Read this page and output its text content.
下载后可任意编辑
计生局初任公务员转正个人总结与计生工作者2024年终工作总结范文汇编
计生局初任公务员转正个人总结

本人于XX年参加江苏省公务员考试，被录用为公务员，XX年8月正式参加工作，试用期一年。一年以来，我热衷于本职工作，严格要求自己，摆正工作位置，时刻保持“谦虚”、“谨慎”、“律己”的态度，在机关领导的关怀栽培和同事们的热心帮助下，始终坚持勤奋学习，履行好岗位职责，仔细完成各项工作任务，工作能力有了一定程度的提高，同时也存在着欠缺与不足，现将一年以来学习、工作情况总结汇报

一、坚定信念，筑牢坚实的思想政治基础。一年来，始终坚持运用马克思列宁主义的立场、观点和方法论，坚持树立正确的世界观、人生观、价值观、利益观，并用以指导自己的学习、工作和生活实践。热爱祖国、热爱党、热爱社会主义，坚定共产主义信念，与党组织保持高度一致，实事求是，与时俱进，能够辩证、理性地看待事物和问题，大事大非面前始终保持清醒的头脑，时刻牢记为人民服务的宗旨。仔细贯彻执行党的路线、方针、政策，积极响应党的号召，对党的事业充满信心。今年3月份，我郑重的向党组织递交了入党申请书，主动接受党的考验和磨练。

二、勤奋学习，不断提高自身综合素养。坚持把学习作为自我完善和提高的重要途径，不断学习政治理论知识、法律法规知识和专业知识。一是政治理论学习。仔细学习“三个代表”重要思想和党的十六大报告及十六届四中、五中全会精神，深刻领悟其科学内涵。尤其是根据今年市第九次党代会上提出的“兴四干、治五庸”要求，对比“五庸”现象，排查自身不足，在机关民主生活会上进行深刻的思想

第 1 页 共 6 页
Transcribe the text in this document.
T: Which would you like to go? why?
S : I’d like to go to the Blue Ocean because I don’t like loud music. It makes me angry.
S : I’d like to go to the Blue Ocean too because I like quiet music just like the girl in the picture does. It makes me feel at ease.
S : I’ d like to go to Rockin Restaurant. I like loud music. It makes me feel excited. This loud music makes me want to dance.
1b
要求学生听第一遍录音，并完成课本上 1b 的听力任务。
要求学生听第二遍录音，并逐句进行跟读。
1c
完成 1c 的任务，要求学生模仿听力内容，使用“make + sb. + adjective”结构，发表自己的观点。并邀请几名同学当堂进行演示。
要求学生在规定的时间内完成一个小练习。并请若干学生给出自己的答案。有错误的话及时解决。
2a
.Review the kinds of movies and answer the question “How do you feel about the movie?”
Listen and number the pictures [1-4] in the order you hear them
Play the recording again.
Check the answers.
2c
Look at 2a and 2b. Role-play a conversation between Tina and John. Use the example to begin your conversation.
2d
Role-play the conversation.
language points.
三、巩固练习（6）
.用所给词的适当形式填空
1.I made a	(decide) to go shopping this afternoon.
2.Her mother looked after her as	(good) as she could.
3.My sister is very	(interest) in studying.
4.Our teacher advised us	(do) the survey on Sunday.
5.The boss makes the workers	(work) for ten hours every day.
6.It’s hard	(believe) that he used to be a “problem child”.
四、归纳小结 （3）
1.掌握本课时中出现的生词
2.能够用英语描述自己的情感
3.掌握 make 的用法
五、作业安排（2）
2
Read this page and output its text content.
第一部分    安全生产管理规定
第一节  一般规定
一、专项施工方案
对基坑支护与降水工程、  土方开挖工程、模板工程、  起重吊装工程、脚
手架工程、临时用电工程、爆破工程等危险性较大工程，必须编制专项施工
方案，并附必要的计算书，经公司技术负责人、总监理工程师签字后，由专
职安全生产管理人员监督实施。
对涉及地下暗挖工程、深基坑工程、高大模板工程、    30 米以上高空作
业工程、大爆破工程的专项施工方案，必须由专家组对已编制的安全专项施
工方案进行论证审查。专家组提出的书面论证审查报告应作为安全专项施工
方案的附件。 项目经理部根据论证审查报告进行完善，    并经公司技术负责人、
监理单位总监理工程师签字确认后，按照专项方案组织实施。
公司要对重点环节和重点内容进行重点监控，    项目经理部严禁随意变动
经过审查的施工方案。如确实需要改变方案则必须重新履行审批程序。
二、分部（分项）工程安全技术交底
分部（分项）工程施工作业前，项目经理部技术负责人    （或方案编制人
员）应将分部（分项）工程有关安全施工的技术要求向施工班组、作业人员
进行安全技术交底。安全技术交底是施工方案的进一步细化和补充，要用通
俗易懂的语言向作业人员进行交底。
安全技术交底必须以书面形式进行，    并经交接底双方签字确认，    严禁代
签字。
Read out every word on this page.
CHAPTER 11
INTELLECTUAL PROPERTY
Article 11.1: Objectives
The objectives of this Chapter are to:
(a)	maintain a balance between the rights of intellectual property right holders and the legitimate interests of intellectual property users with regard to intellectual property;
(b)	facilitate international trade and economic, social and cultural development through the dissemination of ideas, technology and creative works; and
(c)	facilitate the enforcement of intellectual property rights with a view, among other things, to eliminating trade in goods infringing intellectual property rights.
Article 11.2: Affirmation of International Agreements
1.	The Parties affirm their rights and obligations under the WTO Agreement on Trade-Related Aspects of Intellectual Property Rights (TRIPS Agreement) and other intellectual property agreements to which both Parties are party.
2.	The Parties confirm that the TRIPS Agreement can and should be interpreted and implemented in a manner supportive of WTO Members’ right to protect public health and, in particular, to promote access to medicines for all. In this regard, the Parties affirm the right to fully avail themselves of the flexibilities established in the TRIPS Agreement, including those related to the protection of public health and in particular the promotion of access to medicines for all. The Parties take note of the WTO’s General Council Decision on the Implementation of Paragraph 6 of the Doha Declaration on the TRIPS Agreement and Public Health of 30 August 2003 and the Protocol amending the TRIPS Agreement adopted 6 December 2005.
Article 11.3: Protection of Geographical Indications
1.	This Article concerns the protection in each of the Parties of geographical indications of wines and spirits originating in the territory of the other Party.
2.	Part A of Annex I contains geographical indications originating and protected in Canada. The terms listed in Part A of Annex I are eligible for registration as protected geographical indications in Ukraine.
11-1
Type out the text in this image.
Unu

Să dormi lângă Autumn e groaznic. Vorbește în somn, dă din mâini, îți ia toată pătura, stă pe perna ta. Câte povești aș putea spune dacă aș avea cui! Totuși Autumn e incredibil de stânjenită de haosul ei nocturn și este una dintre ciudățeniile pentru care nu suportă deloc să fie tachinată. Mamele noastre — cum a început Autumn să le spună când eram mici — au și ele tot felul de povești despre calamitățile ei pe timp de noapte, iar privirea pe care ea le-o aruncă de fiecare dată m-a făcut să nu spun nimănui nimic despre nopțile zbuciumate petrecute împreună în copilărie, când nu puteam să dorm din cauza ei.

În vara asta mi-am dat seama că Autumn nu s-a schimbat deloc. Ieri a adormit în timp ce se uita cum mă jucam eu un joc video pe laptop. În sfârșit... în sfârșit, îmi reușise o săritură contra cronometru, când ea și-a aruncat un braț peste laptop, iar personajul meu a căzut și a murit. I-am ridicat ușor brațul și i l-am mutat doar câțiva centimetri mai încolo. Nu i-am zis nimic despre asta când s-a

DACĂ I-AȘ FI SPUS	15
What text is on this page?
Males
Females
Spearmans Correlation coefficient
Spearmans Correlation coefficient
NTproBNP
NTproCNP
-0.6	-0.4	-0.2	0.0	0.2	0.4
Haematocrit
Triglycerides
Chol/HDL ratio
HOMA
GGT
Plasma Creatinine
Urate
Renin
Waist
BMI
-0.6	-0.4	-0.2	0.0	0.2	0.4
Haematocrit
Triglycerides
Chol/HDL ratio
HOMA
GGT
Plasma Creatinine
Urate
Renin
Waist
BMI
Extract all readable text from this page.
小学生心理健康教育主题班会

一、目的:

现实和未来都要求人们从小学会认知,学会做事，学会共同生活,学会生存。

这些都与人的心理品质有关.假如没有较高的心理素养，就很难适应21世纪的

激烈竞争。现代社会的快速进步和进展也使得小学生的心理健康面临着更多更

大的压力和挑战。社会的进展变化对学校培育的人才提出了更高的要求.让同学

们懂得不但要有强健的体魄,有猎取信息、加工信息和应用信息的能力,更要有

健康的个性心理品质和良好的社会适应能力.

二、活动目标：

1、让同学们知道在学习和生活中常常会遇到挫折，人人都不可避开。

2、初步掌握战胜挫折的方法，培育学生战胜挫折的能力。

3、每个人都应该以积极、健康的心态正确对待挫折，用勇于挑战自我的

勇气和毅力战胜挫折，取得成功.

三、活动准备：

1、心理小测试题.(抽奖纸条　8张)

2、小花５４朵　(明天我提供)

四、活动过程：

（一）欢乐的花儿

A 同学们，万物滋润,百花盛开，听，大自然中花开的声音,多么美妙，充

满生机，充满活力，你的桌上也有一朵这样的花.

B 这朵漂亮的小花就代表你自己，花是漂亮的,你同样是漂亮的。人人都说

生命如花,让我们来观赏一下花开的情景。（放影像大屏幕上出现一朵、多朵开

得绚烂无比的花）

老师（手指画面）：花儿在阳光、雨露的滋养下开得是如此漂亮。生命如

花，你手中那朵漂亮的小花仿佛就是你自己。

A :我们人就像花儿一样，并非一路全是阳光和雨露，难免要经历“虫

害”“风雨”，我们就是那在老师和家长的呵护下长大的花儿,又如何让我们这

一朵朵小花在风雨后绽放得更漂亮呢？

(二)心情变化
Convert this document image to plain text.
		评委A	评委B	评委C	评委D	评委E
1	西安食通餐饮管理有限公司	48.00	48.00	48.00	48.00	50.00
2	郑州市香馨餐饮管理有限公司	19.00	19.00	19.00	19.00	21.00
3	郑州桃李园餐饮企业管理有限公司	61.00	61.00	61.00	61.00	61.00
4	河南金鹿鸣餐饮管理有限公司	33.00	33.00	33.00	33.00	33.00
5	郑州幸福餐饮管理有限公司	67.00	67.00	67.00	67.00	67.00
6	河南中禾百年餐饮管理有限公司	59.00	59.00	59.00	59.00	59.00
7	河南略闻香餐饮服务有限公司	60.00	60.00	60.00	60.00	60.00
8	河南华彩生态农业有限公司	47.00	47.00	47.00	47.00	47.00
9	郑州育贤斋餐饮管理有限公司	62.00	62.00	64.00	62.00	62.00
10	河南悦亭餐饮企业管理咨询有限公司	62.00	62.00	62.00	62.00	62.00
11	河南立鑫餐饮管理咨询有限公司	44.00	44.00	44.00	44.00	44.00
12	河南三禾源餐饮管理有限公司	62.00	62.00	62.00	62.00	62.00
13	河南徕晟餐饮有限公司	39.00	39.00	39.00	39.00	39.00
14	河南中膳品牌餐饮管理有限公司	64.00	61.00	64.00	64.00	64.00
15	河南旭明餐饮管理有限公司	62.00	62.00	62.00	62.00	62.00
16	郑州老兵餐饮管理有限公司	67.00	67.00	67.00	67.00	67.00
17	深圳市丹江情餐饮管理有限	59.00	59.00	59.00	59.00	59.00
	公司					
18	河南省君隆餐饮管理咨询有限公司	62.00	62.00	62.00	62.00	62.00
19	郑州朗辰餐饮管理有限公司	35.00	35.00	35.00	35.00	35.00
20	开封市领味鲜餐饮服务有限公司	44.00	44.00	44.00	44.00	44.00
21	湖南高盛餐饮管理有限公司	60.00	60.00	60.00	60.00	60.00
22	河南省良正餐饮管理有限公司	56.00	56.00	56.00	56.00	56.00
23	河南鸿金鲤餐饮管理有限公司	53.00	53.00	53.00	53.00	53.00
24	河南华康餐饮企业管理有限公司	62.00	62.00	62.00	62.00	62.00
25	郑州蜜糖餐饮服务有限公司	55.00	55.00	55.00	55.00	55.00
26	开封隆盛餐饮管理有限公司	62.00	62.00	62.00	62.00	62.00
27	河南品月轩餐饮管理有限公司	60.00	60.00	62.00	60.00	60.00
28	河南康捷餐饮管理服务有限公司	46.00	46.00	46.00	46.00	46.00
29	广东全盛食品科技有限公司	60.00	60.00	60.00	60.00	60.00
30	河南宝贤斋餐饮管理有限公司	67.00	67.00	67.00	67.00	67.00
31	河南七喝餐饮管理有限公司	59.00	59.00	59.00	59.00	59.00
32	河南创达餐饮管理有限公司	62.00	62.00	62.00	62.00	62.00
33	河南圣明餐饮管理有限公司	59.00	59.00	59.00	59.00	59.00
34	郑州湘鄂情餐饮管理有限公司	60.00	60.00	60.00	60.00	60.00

▬▬▬

§ THE TASK
Pull out all lines from the entries above that include the word "Role".

§ SOLUTION
Look at 2a and 2b. Role-play a conversation between Tina and John. Use the example to begin your conversation.
Role-play the conversation.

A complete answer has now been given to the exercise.